> **BRIEF**
Omit the pictures, please, and give each record below again exactly.

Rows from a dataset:
━━━━━━━━━━

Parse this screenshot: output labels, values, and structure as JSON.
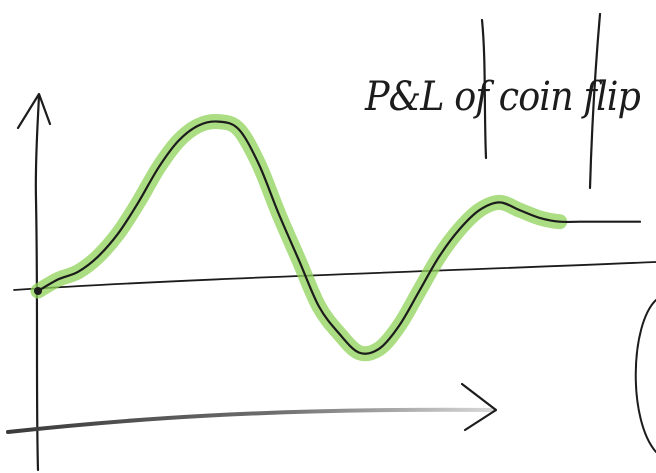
{
  "chart_data": {
    "type": "line",
    "title": "P&L of coin flip",
    "xlabel": "",
    "ylabel": "",
    "grid": false,
    "highlight_color": "#8fd15a",
    "line_color": "#1c1c1c",
    "x": [
      0,
      1,
      2,
      3,
      4,
      5,
      6,
      7,
      8,
      9,
      10,
      11,
      12,
      13,
      14,
      15,
      16,
      17,
      18,
      19,
      20,
      21,
      22,
      23,
      24,
      25,
      26,
      27,
      28,
      29,
      30
    ],
    "series": [
      {
        "values": [
          0.0,
          0.3,
          0.5,
          0.9,
          1.5,
          2.3,
          3.2,
          3.9,
          4.3,
          4.4,
          4.2,
          3.3,
          2.0,
          0.8,
          -0.4,
          -1.1,
          -1.6,
          -1.5,
          -0.9,
          0.0,
          0.9,
          1.6,
          2.1,
          2.3,
          2.1,
          1.9,
          1.8,
          1.8,
          1.8,
          1.8,
          1.8
        ]
      }
    ]
  }
}
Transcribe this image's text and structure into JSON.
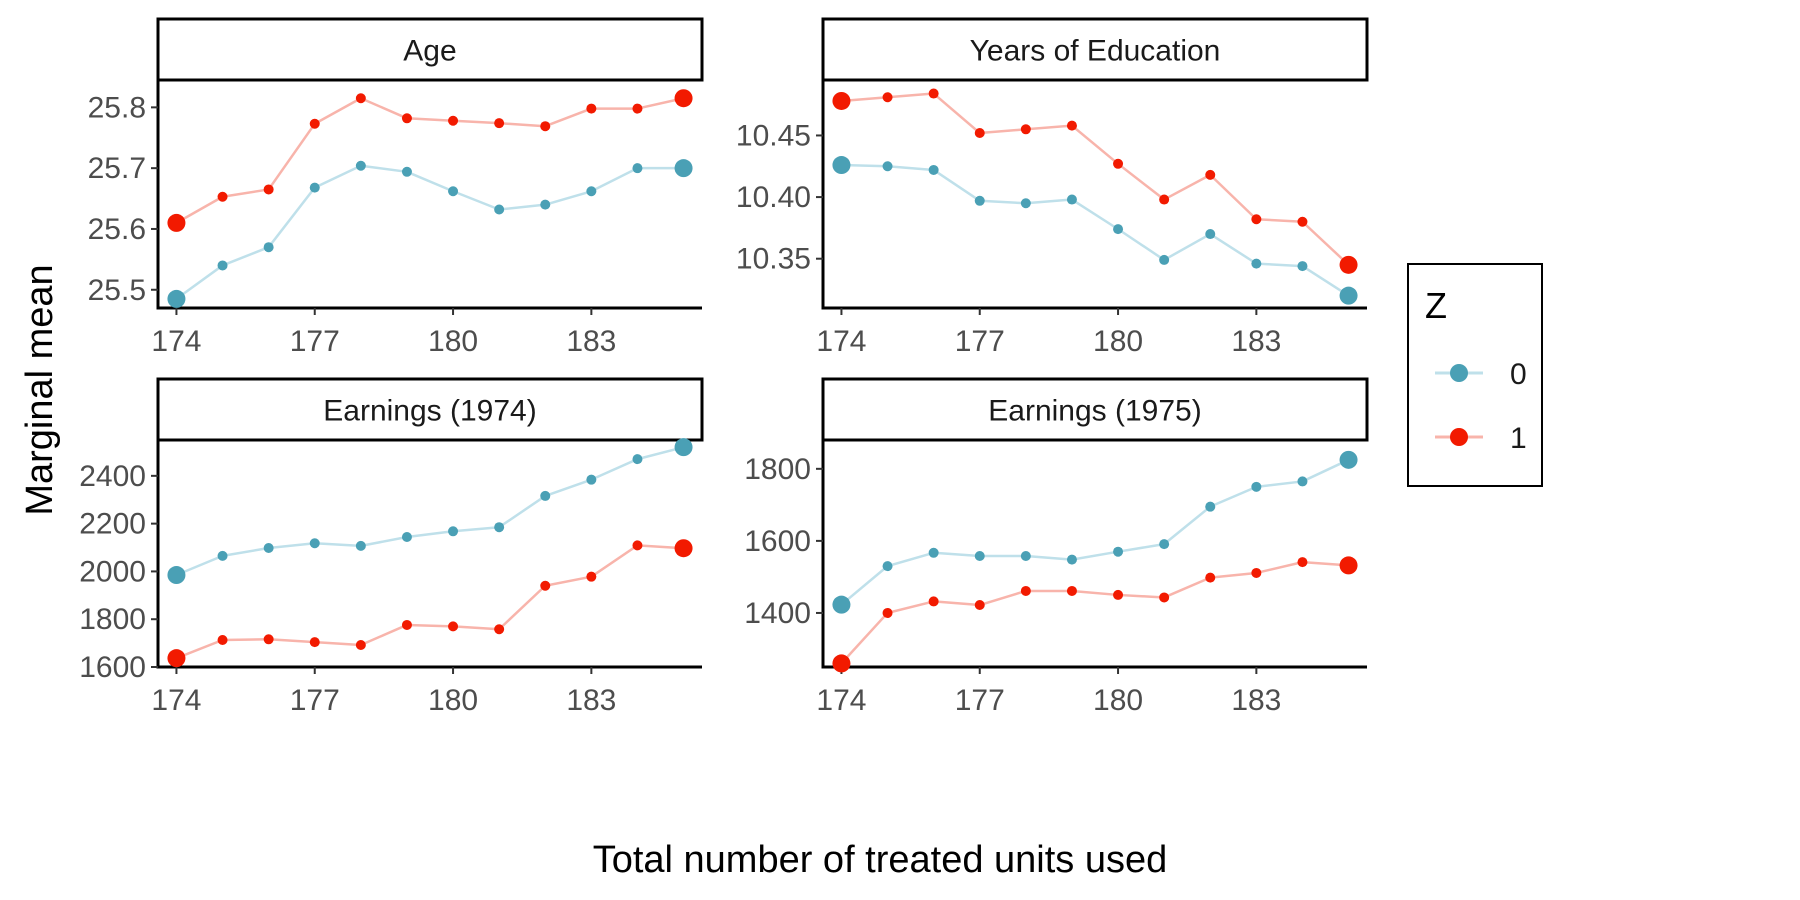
{
  "chart_data": {
    "type": "line",
    "xlabel": "Total number of treated units used",
    "ylabel": "Marginal mean",
    "x": [
      174,
      175,
      176,
      177,
      178,
      179,
      180,
      181,
      182,
      183,
      184,
      185
    ],
    "xticks": [
      174,
      177,
      180,
      183
    ],
    "legend": {
      "title": "Z",
      "position": "right",
      "entries": [
        {
          "label": "0",
          "color": "#4aa0b5"
        },
        {
          "label": "1",
          "color": "#f21a00"
        }
      ]
    },
    "colors": {
      "0": {
        "point": "#4aa0b5",
        "line": "#bfe0ea"
      },
      "1": {
        "point": "#f21a00",
        "line": "#f8b4ab"
      }
    },
    "panels": [
      {
        "title": "Age",
        "ylim": [
          25.47,
          25.845
        ],
        "yticks": [
          25.5,
          25.6,
          25.7,
          25.8
        ],
        "ytick_labels": [
          "25.5",
          "25.6",
          "25.7",
          "25.8"
        ],
        "series": [
          {
            "name": "0",
            "values": [
              25.485,
              25.54,
              25.57,
              25.668,
              25.704,
              25.694,
              25.662,
              25.632,
              25.64,
              25.662,
              25.7,
              25.7
            ]
          },
          {
            "name": "1",
            "values": [
              25.61,
              25.653,
              25.665,
              25.773,
              25.815,
              25.782,
              25.778,
              25.774,
              25.769,
              25.798,
              25.798,
              25.815
            ]
          }
        ]
      },
      {
        "title": "Years of Education",
        "ylim": [
          10.31,
          10.495
        ],
        "yticks": [
          10.35,
          10.4,
          10.45
        ],
        "ytick_labels": [
          "10.35",
          "10.40",
          "10.45"
        ],
        "series": [
          {
            "name": "0",
            "values": [
              10.426,
              10.425,
              10.422,
              10.397,
              10.395,
              10.398,
              10.374,
              10.349,
              10.37,
              10.346,
              10.344,
              10.32
            ]
          },
          {
            "name": "1",
            "values": [
              10.478,
              10.481,
              10.484,
              10.452,
              10.455,
              10.458,
              10.427,
              10.398,
              10.418,
              10.382,
              10.38,
              10.345
            ]
          }
        ]
      },
      {
        "title": "Earnings (1974)",
        "ylim": [
          1600,
          2550
        ],
        "yticks": [
          1600,
          1800,
          2000,
          2200,
          2400
        ],
        "ytick_labels": [
          "1600",
          "1800",
          "2000",
          "2200",
          "2400"
        ],
        "series": [
          {
            "name": "0",
            "values": [
              1985,
              2065,
              2098,
              2118,
              2107,
              2144,
              2168,
              2185,
              2316,
              2384,
              2470,
              2520
            ]
          },
          {
            "name": "1",
            "values": [
              1637,
              1713,
              1716,
              1704,
              1692,
              1776,
              1770,
              1758,
              1940,
              1978,
              2109,
              2097
            ]
          }
        ]
      },
      {
        "title": "Earnings (1975)",
        "ylim": [
          1250,
          1880
        ],
        "yticks": [
          1400,
          1600,
          1800
        ],
        "ytick_labels": [
          "1400",
          "1600",
          "1800"
        ],
        "series": [
          {
            "name": "0",
            "values": [
              1423,
              1530,
              1567,
              1558,
              1558,
              1548,
              1570,
              1591,
              1695,
              1750,
              1765,
              1825
            ]
          },
          {
            "name": "1",
            "values": [
              1260,
              1400,
              1432,
              1422,
              1461,
              1461,
              1450,
              1443,
              1498,
              1511,
              1541,
              1532
            ]
          }
        ]
      }
    ]
  }
}
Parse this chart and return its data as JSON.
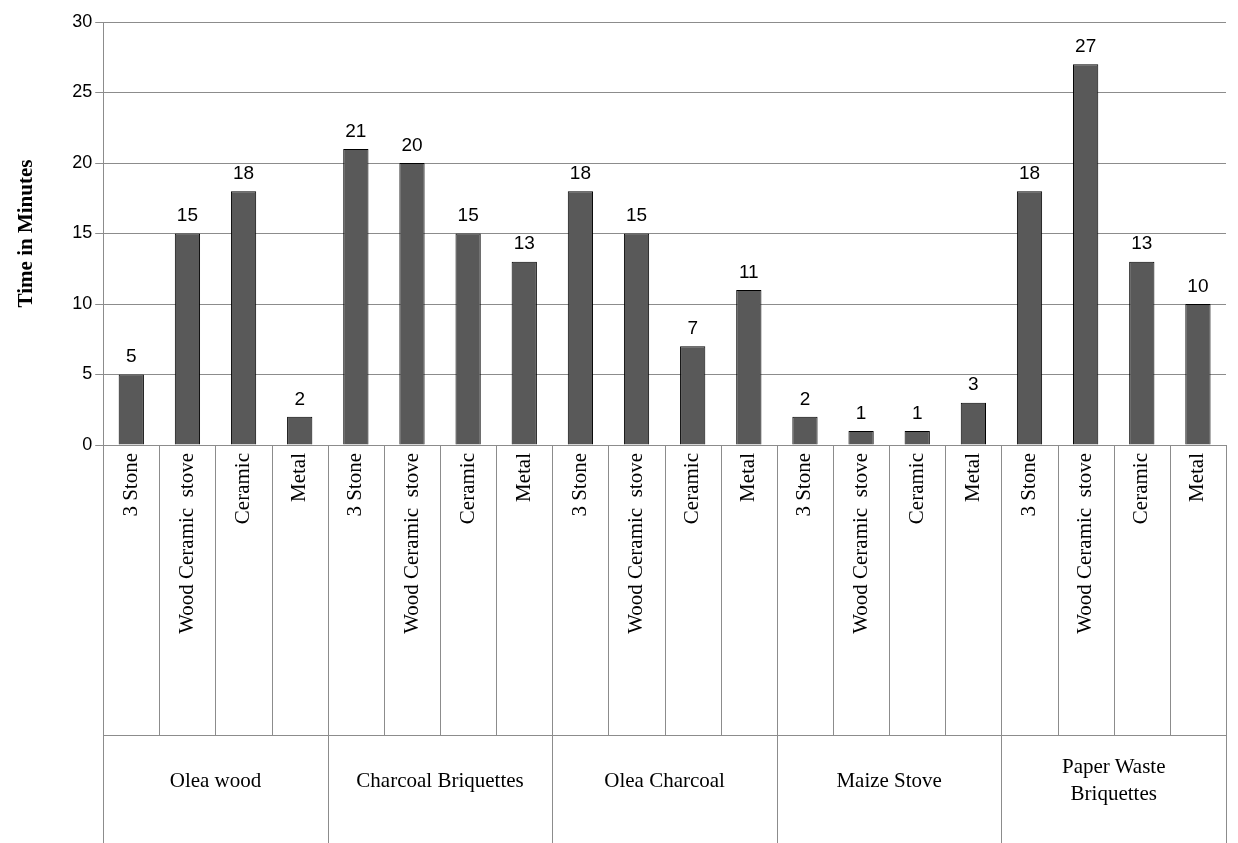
{
  "chart_data": {
    "type": "bar",
    "ylabel": "Time in Minutes",
    "categories": [
      "3 Stone",
      "Wood Ceramic  stove",
      "Ceramic",
      "Metal",
      "3 Stone",
      "Wood Ceramic  stove",
      "Ceramic",
      "Metal",
      "3 Stone",
      "Wood Ceramic  stove",
      "Ceramic",
      "Metal",
      "3 Stone",
      "Wood Ceramic  stove",
      "Ceramic",
      "Metal",
      "3 Stone",
      "Wood Ceramic  stove",
      "Ceramic",
      "Metal"
    ],
    "values": [
      5,
      15,
      18,
      2,
      21,
      20,
      15,
      13,
      18,
      15,
      7,
      11,
      2,
      1,
      1,
      3,
      18,
      27,
      13,
      10
    ],
    "color": "#595959",
    "annotations": [
      "Olea wood",
      "Charcoal Briquettes",
      "Olea Charcoal",
      "Maize Stove",
      "Paper Waste Briquettes"
    ],
    "ylim": [
      0,
      30
    ],
    "yticks": [
      0,
      5,
      10,
      15,
      20,
      25,
      30
    ],
    "grid": "y",
    "data_labels": true
  }
}
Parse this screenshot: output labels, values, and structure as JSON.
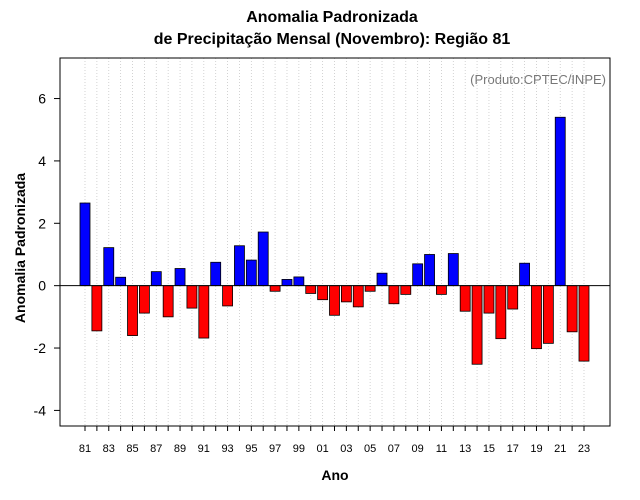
{
  "chart_data": {
    "type": "bar",
    "title": "Anomalia Padronizada",
    "subtitle": "de Precipitação Mensal (Novembro): Região 81",
    "xlabel": "Ano",
    "ylabel": "Anomalia Padronizada",
    "annotation": "(Produto:CPTEC/INPE)",
    "ylim": [
      -4.5,
      7.3
    ],
    "yticks": [
      -4,
      -2,
      0,
      2,
      4,
      6
    ],
    "grid": "vertical dotted",
    "categories": [
      "81",
      "82",
      "83",
      "84",
      "85",
      "86",
      "87",
      "88",
      "89",
      "90",
      "91",
      "92",
      "93",
      "94",
      "95",
      "96",
      "97",
      "98",
      "99",
      "00",
      "01",
      "02",
      "03",
      "04",
      "05",
      "06",
      "07",
      "08",
      "09",
      "10",
      "11",
      "12",
      "13",
      "14",
      "15",
      "16",
      "17",
      "18",
      "19",
      "20",
      "21",
      "22",
      "23"
    ],
    "tick_labels": [
      "81",
      "83",
      "85",
      "87",
      "89",
      "91",
      "93",
      "95",
      "97",
      "99",
      "01",
      "03",
      "05",
      "07",
      "09",
      "11",
      "13",
      "15",
      "17",
      "19",
      "21",
      "23"
    ],
    "values": [
      2.65,
      -1.45,
      1.22,
      0.27,
      -1.6,
      -0.88,
      0.45,
      -1.0,
      0.55,
      -0.72,
      -1.68,
      0.75,
      -0.65,
      1.28,
      0.82,
      1.72,
      -0.18,
      0.2,
      0.28,
      -0.25,
      -0.45,
      -0.95,
      -0.52,
      -0.68,
      -0.18,
      0.4,
      -0.58,
      -0.28,
      0.7,
      1.0,
      -0.28,
      1.03,
      -0.82,
      -2.52,
      -0.88,
      -1.7,
      -0.75,
      0.72,
      -2.02,
      -1.85,
      5.4,
      -1.48,
      -2.42
    ],
    "colors": {
      "positive": "#0000ff",
      "negative": "#ff0000"
    }
  }
}
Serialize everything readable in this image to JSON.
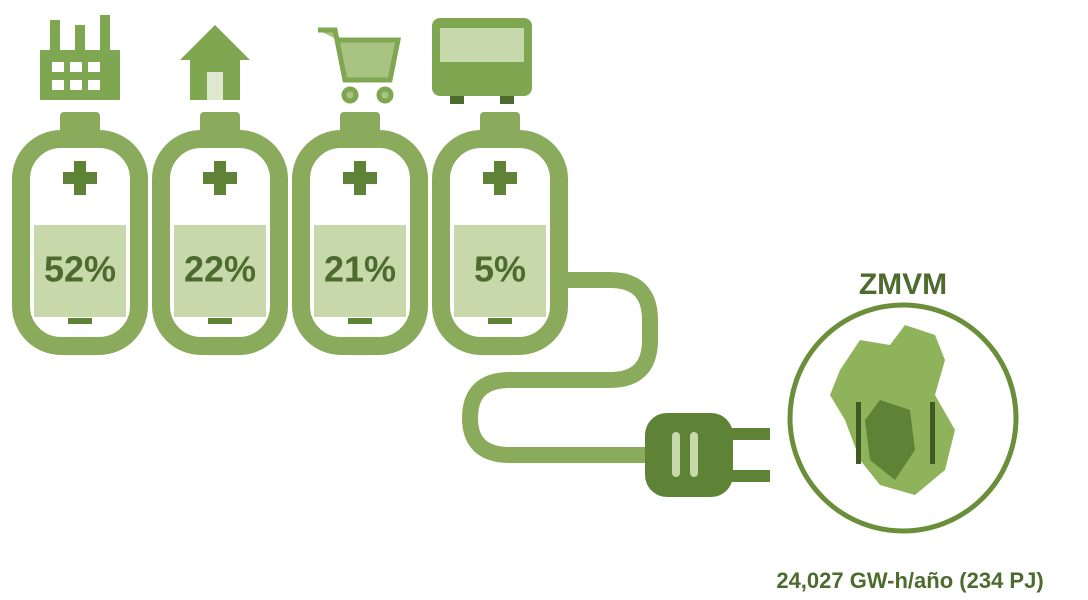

━━━━━━━━━━

> **RESPONSE TO THE TASK**
Parse this screenshot: output labels, values, and structure as JSON.
{
  "chart_data": {
    "type": "line",
    "title": "P&L of coin flip",
    "xlabel": "",
    "ylabel": "",
    "grid": false,
    "highlight_color": "#8fd15a",
    "line_color": "#1c1c1c",
    "x": [
      0,
      1,
      2,
      3,
      4,
      5,
      6,
      7,
      8,
      9,
      10,
      11,
      12,
      13,
      14,
      15,
      16,
      17,
      18,
      19,
      20,
      21,
      22,
      23,
      24,
      25,
      26,
      27,
      28,
      29,
      30
    ],
    "series": [
      {
        "values": [
          0.0,
          0.3,
          0.5,
          0.9,
          1.5,
          2.3,
          3.2,
          3.9,
          4.3,
          4.4,
          4.2,
          3.3,
          2.0,
          0.8,
          -0.4,
          -1.1,
          -1.6,
          -1.5,
          -0.9,
          0.0,
          0.9,
          1.6,
          2.1,
          2.3,
          2.1,
          1.9,
          1.8,
          1.8,
          1.8,
          1.8,
          1.8
        ]
      }
    ]
  }
}
Transcribe this image's text and structure into JSON.
{
  "chart_data": {
    "type": "line",
    "xlabel": "Total number of treated units used",
    "ylabel": "Marginal mean",
    "x": [
      174,
      175,
      176,
      177,
      178,
      179,
      180,
      181,
      182,
      183,
      184,
      185
    ],
    "xticks": [
      174,
      177,
      180,
      183
    ],
    "legend": {
      "title": "Z",
      "position": "right",
      "entries": [
        {
          "label": "0",
          "color": "#4aa0b5"
        },
        {
          "label": "1",
          "color": "#f21a00"
        }
      ]
    },
    "colors": {
      "0": {
        "point": "#4aa0b5",
        "line": "#bfe0ea"
      },
      "1": {
        "point": "#f21a00",
        "line": "#f8b4ab"
      }
    },
    "panels": [
      {
        "title": "Age",
        "ylim": [
          25.47,
          25.845
        ],
        "yticks": [
          25.5,
          25.6,
          25.7,
          25.8
        ],
        "ytick_labels": [
          "25.5",
          "25.6",
          "25.7",
          "25.8"
        ],
        "series": [
          {
            "name": "0",
            "values": [
              25.485,
              25.54,
              25.57,
              25.668,
              25.704,
              25.694,
              25.662,
              25.632,
              25.64,
              25.662,
              25.7,
              25.7
            ]
          },
          {
            "name": "1",
            "values": [
              25.61,
              25.653,
              25.665,
              25.773,
              25.815,
              25.782,
              25.778,
              25.774,
              25.769,
              25.798,
              25.798,
              25.815
            ]
          }
        ]
      },
      {
        "title": "Years of Education",
        "ylim": [
          10.31,
          10.495
        ],
        "yticks": [
          10.35,
          10.4,
          10.45
        ],
        "ytick_labels": [
          "10.35",
          "10.40",
          "10.45"
        ],
        "series": [
          {
            "name": "0",
            "values": [
              10.426,
              10.425,
              10.422,
              10.397,
              10.395,
              10.398,
              10.374,
              10.349,
              10.37,
              10.346,
              10.344,
              10.32
            ]
          },
          {
            "name": "1",
            "values": [
              10.478,
              10.481,
              10.484,
              10.452,
              10.455,
              10.458,
              10.427,
              10.398,
              10.418,
              10.382,
              10.38,
              10.345
            ]
          }
        ]
      },
      {
        "title": "Earnings (1974)",
        "ylim": [
          1600,
          2550
        ],
        "yticks": [
          1600,
          1800,
          2000,
          2200,
          2400
        ],
        "ytick_labels": [
          "1600",
          "1800",
          "2000",
          "2200",
          "2400"
        ],
        "series": [
          {
            "name": "0",
            "values": [
              1985,
              2065,
              2098,
              2118,
              2107,
              2144,
              2168,
              2185,
              2316,
              2384,
              2470,
              2520
            ]
          },
          {
            "name": "1",
            "values": [
              1637,
              1713,
              1716,
              1704,
              1692,
              1776,
              1770,
              1758,
              1940,
              1978,
              2109,
              2097
            ]
          }
        ]
      },
      {
        "title": "Earnings (1975)",
        "ylim": [
          1250,
          1880
        ],
        "yticks": [
          1400,
          1600,
          1800
        ],
        "ytick_labels": [
          "1400",
          "1600",
          "1800"
        ],
        "series": [
          {
            "name": "0",
            "values": [
              1423,
              1530,
              1567,
              1558,
              1558,
              1548,
              1570,
              1591,
              1695,
              1750,
              1765,
              1825
            ]
          },
          {
            "name": "1",
            "values": [
              1260,
              1400,
              1432,
              1422,
              1461,
              1461,
              1450,
              1443,
              1498,
              1511,
              1541,
              1532
            ]
          }
        ]
      }
    ]
  }
}
Parse this chart and return its data as JSON.
{
  "chart_data": {
    "type": "bar",
    "ylabel": "Time in Minutes",
    "categories": [
      "3 Stone",
      "Wood Ceramic  stove",
      "Ceramic",
      "Metal",
      "3 Stone",
      "Wood Ceramic  stove",
      "Ceramic",
      "Metal",
      "3 Stone",
      "Wood Ceramic  stove",
      "Ceramic",
      "Metal",
      "3 Stone",
      "Wood Ceramic  stove",
      "Ceramic",
      "Metal",
      "3 Stone",
      "Wood Ceramic  stove",
      "Ceramic",
      "Metal"
    ],
    "values": [
      5,
      15,
      18,
      2,
      21,
      20,
      15,
      13,
      18,
      15,
      7,
      11,
      2,
      1,
      1,
      3,
      18,
      27,
      13,
      10
    ],
    "color": "#595959",
    "annotations": [
      "Olea wood",
      "Charcoal Briquettes",
      "Olea Charcoal",
      "Maize Stove",
      "Paper Waste Briquettes"
    ],
    "ylim": [
      0,
      30
    ],
    "yticks": [
      0,
      5,
      10,
      15,
      20,
      25,
      30
    ],
    "grid": "y",
    "data_labels": true
  }
}
Parse this screenshot: output labels, values, and structure as JSON.
{
  "chart_data": {
    "type": "bar",
    "title": "Anomalia Padronizada",
    "subtitle": "de Precipitação Mensal (Novembro): Região 81",
    "xlabel": "Ano",
    "ylabel": "Anomalia Padronizada",
    "annotation": "(Produto:CPTEC/INPE)",
    "ylim": [
      -4.5,
      7.3
    ],
    "yticks": [
      -4,
      -2,
      0,
      2,
      4,
      6
    ],
    "grid": "vertical dotted",
    "categories": [
      "81",
      "82",
      "83",
      "84",
      "85",
      "86",
      "87",
      "88",
      "89",
      "90",
      "91",
      "92",
      "93",
      "94",
      "95",
      "96",
      "97",
      "98",
      "99",
      "00",
      "01",
      "02",
      "03",
      "04",
      "05",
      "06",
      "07",
      "08",
      "09",
      "10",
      "11",
      "12",
      "13",
      "14",
      "15",
      "16",
      "17",
      "18",
      "19",
      "20",
      "21",
      "22",
      "23"
    ],
    "tick_labels": [
      "81",
      "83",
      "85",
      "87",
      "89",
      "91",
      "93",
      "95",
      "97",
      "99",
      "01",
      "03",
      "05",
      "07",
      "09",
      "11",
      "13",
      "15",
      "17",
      "19",
      "21",
      "23"
    ],
    "values": [
      2.65,
      -1.45,
      1.22,
      0.27,
      -1.6,
      -0.88,
      0.45,
      -1.0,
      0.55,
      -0.72,
      -1.68,
      0.75,
      -0.65,
      1.28,
      0.82,
      1.72,
      -0.18,
      0.2,
      0.28,
      -0.25,
      -0.45,
      -0.95,
      -0.52,
      -0.68,
      -0.18,
      0.4,
      -0.58,
      -0.28,
      0.7,
      1.0,
      -0.28,
      1.03,
      -0.82,
      -2.52,
      -0.88,
      -1.7,
      -0.75,
      0.72,
      -2.02,
      -1.85,
      5.4,
      -1.48,
      -2.42
    ],
    "colors": {
      "positive": "#0000ff",
      "negative": "#ff0000"
    }
  }
}
Serialize everything readable in this image to JSON.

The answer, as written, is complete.